WORK TO COMPLETE:
Copy out each line containing "Arbeitszeit" from the entries below.

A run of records
· · · ·
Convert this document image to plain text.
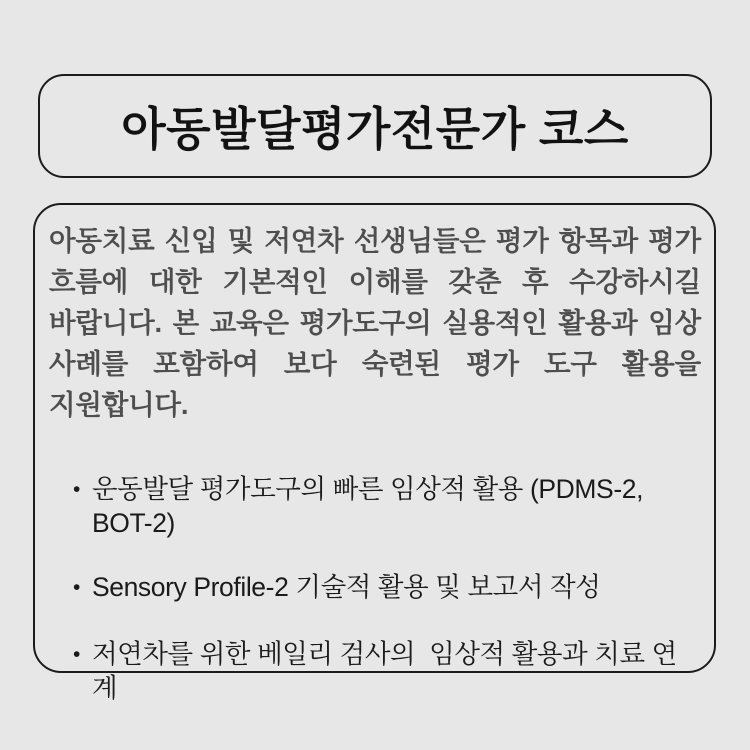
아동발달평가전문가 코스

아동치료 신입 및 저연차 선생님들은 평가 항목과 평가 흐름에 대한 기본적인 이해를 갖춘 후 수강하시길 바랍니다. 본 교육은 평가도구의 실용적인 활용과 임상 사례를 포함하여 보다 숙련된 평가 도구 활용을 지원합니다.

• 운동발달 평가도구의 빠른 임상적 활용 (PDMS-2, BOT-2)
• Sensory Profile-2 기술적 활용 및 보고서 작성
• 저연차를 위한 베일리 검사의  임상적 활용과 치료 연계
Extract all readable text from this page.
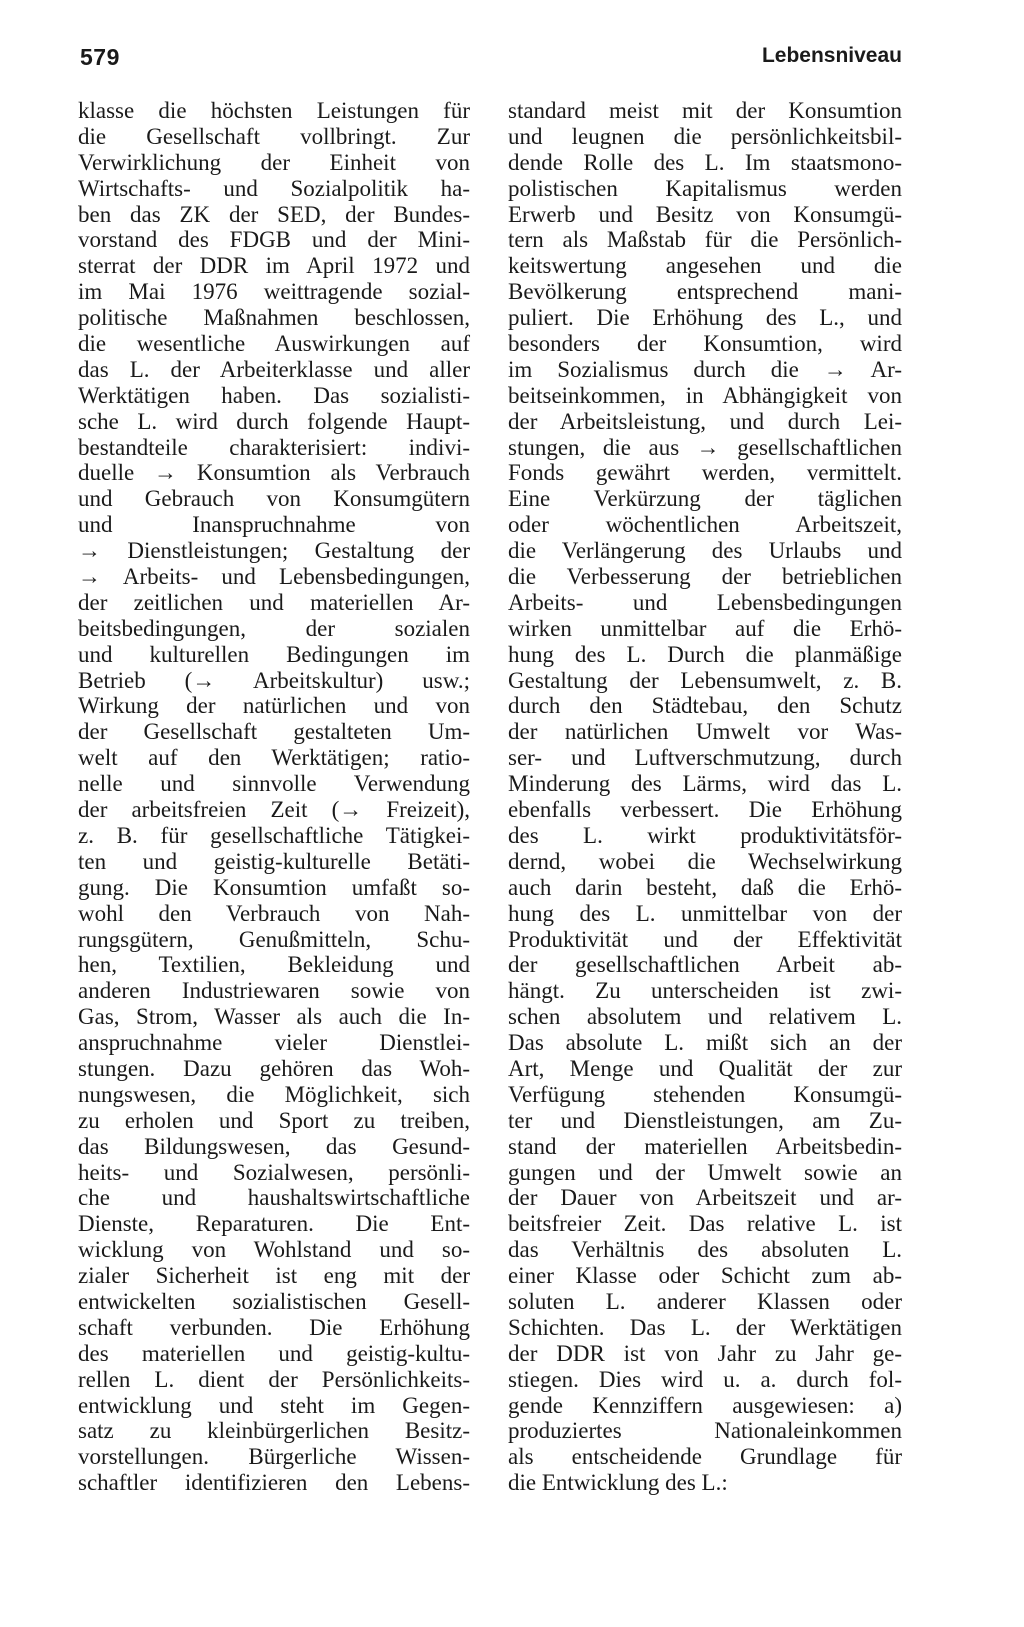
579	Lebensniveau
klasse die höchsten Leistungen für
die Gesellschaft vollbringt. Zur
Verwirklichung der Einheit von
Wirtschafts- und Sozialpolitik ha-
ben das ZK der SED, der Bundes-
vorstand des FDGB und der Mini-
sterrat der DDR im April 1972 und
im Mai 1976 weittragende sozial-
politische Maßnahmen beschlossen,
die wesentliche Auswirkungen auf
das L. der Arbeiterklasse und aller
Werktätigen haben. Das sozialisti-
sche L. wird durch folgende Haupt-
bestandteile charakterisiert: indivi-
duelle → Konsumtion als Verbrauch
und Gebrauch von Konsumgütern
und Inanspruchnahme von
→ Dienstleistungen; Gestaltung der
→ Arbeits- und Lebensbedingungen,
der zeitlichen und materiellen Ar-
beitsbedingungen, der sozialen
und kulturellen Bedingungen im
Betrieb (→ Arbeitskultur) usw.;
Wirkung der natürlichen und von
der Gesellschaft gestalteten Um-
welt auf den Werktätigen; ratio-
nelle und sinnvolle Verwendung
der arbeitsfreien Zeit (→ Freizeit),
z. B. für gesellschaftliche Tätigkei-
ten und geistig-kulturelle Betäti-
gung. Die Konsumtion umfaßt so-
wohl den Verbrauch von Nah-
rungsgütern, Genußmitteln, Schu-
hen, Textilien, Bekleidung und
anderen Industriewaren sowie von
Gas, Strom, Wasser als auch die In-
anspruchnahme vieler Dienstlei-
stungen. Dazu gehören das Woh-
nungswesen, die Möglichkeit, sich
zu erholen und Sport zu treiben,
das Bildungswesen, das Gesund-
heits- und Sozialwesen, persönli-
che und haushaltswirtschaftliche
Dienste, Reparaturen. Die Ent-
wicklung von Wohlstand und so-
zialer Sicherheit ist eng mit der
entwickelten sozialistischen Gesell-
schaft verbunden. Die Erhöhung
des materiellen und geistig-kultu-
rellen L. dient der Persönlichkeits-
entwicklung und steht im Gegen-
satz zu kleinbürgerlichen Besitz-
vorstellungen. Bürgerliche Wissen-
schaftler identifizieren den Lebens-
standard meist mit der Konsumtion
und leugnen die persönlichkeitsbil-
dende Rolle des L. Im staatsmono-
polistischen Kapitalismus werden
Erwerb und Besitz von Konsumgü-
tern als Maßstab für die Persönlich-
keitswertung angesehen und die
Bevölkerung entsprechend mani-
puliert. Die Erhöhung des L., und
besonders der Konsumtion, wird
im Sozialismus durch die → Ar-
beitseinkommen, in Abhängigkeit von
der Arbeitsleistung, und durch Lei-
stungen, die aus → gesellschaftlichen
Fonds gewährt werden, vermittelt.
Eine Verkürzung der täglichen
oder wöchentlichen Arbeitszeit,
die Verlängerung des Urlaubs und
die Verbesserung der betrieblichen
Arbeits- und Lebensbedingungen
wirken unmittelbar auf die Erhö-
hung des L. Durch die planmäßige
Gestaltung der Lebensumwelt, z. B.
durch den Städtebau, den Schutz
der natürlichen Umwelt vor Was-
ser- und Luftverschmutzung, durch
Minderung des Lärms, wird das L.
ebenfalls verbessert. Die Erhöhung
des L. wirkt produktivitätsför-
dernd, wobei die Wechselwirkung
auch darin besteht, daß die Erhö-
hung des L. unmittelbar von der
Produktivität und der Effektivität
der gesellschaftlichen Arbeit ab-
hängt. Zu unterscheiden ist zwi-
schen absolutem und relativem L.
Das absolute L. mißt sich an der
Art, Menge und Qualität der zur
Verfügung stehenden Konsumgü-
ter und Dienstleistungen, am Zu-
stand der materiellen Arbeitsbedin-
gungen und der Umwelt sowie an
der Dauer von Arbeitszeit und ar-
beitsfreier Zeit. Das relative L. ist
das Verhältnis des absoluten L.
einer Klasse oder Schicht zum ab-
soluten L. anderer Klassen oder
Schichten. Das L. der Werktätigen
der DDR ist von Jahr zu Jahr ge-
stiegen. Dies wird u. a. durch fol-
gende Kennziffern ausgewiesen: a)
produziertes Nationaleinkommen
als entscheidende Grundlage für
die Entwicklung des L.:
· · · ·
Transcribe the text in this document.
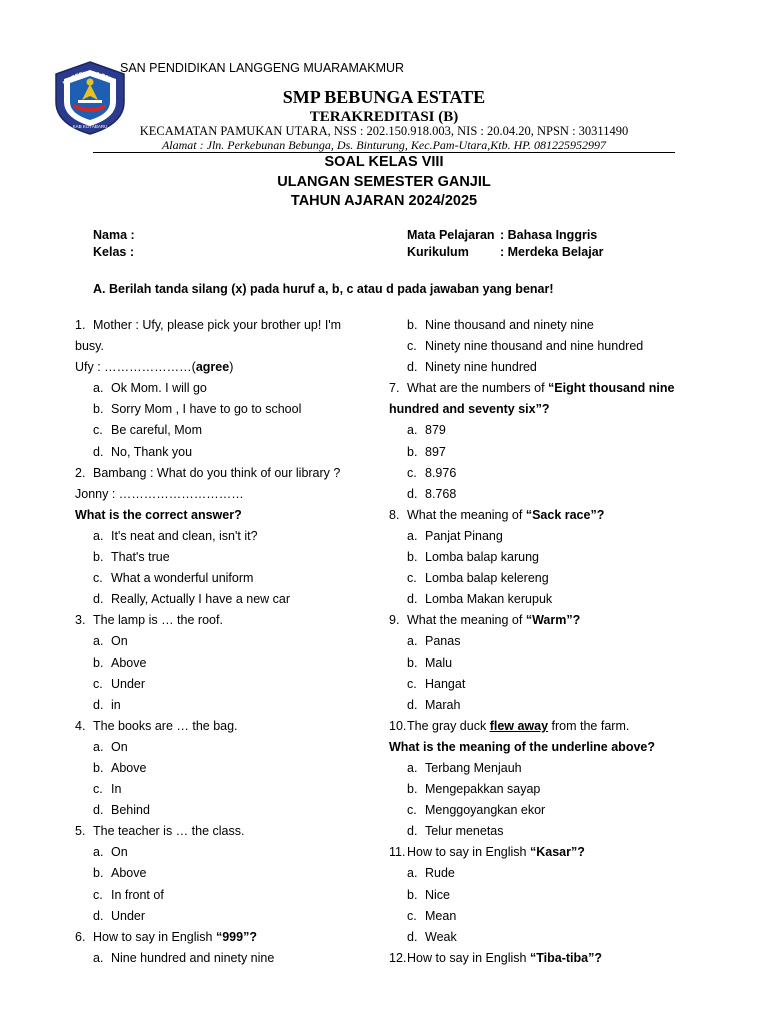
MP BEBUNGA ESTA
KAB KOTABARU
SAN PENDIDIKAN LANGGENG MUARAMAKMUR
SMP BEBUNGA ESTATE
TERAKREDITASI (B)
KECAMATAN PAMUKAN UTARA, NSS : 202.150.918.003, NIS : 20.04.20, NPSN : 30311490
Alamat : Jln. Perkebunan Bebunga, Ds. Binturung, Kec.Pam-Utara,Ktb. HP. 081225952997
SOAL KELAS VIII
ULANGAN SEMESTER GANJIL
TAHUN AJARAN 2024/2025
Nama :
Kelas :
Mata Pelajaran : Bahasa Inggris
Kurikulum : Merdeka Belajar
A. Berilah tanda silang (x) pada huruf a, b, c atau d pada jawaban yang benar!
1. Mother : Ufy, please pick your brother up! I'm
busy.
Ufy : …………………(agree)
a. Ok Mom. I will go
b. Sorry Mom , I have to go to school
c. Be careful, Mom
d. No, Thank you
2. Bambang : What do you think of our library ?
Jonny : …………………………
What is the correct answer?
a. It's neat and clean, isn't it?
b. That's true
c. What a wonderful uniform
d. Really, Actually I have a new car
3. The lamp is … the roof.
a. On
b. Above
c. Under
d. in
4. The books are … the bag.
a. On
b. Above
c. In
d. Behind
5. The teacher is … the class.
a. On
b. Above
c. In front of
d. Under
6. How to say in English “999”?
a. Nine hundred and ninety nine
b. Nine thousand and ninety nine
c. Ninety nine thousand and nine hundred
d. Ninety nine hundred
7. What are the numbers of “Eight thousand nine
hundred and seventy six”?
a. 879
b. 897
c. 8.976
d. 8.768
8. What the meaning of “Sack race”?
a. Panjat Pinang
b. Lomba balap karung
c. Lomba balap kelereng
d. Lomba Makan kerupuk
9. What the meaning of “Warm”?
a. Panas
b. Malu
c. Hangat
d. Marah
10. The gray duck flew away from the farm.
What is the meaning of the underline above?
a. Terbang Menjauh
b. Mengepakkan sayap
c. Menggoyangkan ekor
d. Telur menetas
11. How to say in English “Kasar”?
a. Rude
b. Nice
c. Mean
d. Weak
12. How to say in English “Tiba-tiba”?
· · · ·
SOLUTION FOR THIS PROBLEM:
oder wöchentlichen Arbeitszeit,
der Dauer von Arbeitszeit und ar-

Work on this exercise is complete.